Work instructions =>
Read the entries below and pull out each line with the string "subtitle".

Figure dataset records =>
========================================
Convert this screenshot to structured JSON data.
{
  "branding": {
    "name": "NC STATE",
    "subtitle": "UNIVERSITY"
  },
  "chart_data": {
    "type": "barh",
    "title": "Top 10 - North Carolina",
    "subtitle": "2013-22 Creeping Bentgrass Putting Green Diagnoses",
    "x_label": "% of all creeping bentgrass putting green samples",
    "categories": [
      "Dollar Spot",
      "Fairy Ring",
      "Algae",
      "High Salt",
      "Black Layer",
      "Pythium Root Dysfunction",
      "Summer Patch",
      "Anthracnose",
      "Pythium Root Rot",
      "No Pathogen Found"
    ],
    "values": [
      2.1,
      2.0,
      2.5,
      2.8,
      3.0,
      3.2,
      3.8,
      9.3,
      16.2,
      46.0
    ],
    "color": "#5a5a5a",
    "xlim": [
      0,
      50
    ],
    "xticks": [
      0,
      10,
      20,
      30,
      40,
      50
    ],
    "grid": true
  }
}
========================================
Exercise response =>
    "subtitle": "UNIVERSITY"
    "subtitle": "2013-22 Creeping Bentgrass Putting Green Diagnoses",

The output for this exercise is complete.